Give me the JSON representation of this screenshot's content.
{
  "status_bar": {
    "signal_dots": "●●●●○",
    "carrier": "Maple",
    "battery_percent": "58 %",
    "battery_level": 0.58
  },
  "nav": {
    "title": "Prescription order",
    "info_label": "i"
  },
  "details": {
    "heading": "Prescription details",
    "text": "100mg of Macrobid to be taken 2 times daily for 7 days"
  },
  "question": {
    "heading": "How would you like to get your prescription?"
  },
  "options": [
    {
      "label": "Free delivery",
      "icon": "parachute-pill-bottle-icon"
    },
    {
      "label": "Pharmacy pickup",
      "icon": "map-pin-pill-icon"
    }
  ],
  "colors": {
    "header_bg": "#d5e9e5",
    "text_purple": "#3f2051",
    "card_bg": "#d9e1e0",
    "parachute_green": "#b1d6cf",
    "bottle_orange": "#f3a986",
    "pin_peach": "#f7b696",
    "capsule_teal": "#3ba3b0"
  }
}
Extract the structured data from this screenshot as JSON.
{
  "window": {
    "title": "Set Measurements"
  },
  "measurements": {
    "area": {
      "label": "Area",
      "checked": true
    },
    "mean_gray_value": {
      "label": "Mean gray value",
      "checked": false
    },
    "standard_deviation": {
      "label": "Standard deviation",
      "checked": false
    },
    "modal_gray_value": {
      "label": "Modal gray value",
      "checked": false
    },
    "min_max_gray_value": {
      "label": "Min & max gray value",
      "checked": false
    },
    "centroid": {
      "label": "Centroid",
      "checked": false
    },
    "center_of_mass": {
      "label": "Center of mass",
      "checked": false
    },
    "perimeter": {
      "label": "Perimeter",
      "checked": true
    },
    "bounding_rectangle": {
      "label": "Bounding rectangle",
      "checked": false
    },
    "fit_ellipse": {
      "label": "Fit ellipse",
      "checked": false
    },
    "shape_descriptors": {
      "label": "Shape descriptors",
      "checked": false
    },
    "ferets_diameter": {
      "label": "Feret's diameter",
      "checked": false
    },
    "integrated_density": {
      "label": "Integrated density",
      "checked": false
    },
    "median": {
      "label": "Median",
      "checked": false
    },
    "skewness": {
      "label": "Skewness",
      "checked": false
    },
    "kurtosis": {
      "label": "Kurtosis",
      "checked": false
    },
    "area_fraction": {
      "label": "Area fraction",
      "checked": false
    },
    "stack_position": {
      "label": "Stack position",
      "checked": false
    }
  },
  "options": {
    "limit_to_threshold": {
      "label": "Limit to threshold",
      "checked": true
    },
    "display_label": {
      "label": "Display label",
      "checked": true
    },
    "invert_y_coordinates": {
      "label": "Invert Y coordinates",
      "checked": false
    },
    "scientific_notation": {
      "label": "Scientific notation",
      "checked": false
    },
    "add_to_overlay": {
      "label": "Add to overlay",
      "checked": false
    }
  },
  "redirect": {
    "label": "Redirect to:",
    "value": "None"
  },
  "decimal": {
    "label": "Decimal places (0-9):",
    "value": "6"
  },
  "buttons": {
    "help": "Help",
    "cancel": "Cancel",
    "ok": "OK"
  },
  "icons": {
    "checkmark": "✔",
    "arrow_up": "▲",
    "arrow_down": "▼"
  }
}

▸ Challenge
Retype the whole listing above exactly.

▸ The result
Give me the JSON representation of this screenshot's content.
{
  "status_bar": {
    "signal_dots": "●●●●○",
    "carrier": "Maple",
    "battery_percent": "58 %",
    "battery_level": 0.58
  },
  "nav": {
    "title": "Prescription order",
    "info_label": "i"
  },
  "details": {
    "heading": "Prescription details",
    "text": "100mg of Macrobid to be taken 2 times daily for 7 days"
  },
  "question": {
    "heading": "How would you like to get your prescription?"
  },
  "options": [
    {
      "label": "Free delivery",
      "icon": "parachute-pill-bottle-icon"
    },
    {
      "label": "Pharmacy pickup",
      "icon": "map-pin-pill-icon"
    }
  ],
  "colors": {
    "header_bg": "#d5e9e5",
    "text_purple": "#3f2051",
    "card_bg": "#d9e1e0",
    "parachute_green": "#b1d6cf",
    "bottle_orange": "#f3a986",
    "pin_peach": "#f7b696",
    "capsule_teal": "#3ba3b0"
  }
}
Extract the structured data from this screenshot as JSON.
{
  "window": {
    "title": "Set Measurements"
  },
  "measurements": {
    "area": {
      "label": "Area",
      "checked": true
    },
    "mean_gray_value": {
      "label": "Mean gray value",
      "checked": false
    },
    "standard_deviation": {
      "label": "Standard deviation",
      "checked": false
    },
    "modal_gray_value": {
      "label": "Modal gray value",
      "checked": false
    },
    "min_max_gray_value": {
      "label": "Min & max gray value",
      "checked": false
    },
    "centroid": {
      "label": "Centroid",
      "checked": false
    },
    "center_of_mass": {
      "label": "Center of mass",
      "checked": false
    },
    "perimeter": {
      "label": "Perimeter",
      "checked": true
    },
    "bounding_rectangle": {
      "label": "Bounding rectangle",
      "checked": false
    },
    "fit_ellipse": {
      "label": "Fit ellipse",
      "checked": false
    },
    "shape_descriptors": {
      "label": "Shape descriptors",
      "checked": false
    },
    "ferets_diameter": {
      "label": "Feret's diameter",
      "checked": false
    },
    "integrated_density": {
      "label": "Integrated density",
      "checked": false
    },
    "median": {
      "label": "Median",
      "checked": false
    },
    "skewness": {
      "label": "Skewness",
      "checked": false
    },
    "kurtosis": {
      "label": "Kurtosis",
      "checked": false
    },
    "area_fraction": {
      "label": "Area fraction",
      "checked": false
    },
    "stack_position": {
      "label": "Stack position",
      "checked": false
    }
  },
  "options": {
    "limit_to_threshold": {
      "label": "Limit to threshold",
      "checked": true
    },
    "display_label": {
      "label": "Display label",
      "checked": true
    },
    "invert_y_coordinates": {
      "label": "Invert Y coordinates",
      "checked": false
    },
    "scientific_notation": {
      "label": "Scientific notation",
      "checked": false
    },
    "add_to_overlay": {
      "label": "Add to overlay",
      "checked": false
    }
  },
  "redirect": {
    "label": "Redirect to:",
    "value": "None"
  },
  "decimal": {
    "label": "Decimal places (0-9):",
    "value": "6"
  },
  "buttons": {
    "help": "Help",
    "cancel": "Cancel",
    "ok": "OK"
  },
  "icons": {
    "checkmark": "✔",
    "arrow_up": "▲",
    "arrow_down": "▼"
  }
}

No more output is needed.